> _Exercise directions_: Repeat word for word everything from the line containing "Serialize everything readable" to the end of the listing, first and last lines included, and only that.

--- BEGIN Task inputs ---

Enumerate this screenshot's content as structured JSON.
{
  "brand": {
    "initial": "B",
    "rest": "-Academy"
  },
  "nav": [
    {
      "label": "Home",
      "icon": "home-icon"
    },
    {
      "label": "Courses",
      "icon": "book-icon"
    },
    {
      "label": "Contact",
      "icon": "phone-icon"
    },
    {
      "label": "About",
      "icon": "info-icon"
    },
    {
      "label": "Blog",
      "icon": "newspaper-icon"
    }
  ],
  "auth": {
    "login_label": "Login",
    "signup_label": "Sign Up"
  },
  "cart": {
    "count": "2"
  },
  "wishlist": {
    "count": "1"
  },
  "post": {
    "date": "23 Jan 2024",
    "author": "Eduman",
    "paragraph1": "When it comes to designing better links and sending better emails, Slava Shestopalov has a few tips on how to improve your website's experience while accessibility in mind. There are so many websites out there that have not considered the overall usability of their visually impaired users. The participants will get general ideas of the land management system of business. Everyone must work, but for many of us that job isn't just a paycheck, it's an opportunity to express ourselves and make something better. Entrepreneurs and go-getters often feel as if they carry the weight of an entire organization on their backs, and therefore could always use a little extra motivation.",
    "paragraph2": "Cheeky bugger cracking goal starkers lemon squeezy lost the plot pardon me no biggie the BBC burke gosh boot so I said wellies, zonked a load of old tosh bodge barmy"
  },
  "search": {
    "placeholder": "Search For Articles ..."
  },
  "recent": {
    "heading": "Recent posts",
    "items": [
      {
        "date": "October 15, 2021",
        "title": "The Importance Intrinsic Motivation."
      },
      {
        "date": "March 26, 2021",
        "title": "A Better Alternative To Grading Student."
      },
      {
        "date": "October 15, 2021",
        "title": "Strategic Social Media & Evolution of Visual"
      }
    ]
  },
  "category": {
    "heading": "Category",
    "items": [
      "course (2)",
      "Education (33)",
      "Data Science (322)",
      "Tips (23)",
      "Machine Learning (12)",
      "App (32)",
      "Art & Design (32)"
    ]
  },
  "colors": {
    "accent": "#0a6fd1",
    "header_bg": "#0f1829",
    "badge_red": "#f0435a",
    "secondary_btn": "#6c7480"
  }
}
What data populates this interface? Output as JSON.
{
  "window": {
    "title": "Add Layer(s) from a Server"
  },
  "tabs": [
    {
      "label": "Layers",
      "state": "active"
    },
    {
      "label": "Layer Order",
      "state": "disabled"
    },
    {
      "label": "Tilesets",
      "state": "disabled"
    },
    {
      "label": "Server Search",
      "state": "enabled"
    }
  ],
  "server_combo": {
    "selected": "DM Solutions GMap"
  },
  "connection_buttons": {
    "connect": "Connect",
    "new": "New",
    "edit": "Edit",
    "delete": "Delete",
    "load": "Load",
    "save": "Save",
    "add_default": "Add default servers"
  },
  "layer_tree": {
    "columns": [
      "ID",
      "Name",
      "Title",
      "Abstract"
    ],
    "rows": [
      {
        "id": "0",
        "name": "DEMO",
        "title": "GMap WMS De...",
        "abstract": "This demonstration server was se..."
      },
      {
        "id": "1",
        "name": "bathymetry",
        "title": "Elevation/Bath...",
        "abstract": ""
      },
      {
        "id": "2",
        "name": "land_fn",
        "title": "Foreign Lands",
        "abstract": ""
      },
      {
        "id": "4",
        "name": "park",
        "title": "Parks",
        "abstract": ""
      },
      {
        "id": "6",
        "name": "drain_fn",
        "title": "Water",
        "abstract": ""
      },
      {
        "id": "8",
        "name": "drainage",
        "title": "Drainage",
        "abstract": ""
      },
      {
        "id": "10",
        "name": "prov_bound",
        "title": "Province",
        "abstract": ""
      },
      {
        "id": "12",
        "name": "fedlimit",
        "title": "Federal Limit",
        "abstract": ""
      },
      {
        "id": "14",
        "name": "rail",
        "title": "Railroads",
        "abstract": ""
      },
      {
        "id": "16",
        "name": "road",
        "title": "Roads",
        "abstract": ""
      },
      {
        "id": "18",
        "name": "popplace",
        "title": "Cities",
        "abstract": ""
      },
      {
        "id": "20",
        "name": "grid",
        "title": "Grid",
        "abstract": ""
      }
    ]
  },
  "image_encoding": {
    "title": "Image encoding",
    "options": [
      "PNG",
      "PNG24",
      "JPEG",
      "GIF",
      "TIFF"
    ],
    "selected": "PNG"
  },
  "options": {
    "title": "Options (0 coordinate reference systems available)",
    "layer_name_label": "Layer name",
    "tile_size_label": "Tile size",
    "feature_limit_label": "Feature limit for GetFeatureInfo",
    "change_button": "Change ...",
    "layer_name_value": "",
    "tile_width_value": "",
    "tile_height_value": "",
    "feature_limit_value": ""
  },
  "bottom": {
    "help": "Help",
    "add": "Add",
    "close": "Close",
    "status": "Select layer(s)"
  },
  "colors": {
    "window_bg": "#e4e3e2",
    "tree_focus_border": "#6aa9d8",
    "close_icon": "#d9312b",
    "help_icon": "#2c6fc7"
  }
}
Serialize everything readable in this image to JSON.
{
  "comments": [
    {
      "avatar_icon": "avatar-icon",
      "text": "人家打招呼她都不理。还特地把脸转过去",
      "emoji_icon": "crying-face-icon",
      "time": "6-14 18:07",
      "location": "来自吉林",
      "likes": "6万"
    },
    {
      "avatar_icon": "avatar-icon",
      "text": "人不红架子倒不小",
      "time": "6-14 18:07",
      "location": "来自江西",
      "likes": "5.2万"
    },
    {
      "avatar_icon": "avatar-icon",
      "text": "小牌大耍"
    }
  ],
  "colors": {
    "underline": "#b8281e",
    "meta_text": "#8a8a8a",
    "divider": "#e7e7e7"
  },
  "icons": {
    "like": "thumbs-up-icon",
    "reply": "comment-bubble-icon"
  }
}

--- END Task inputs ---

> _Solution to this exercise_:
Serialize everything readable in this image to JSON.
{
  "comments": [
    {
      "avatar_icon": "avatar-icon",
      "text": "人家打招呼她都不理。还特地把脸转过去",
      "emoji_icon": "crying-face-icon",
      "time": "6-14 18:07",
      "location": "来自吉林",
      "likes": "6万"
    },
    {
      "avatar_icon": "avatar-icon",
      "text": "人不红架子倒不小",
      "time": "6-14 18:07",
      "location": "来自江西",
      "likes": "5.2万"
    },
    {
      "avatar_icon": "avatar-icon",
      "text": "小牌大耍"
    }
  ],
  "colors": {
    "underline": "#b8281e",
    "meta_text": "#8a8a8a",
    "divider": "#e7e7e7"
  },
  "icons": {
    "like": "thumbs-up-icon",
    "reply": "comment-bubble-icon"
  }
}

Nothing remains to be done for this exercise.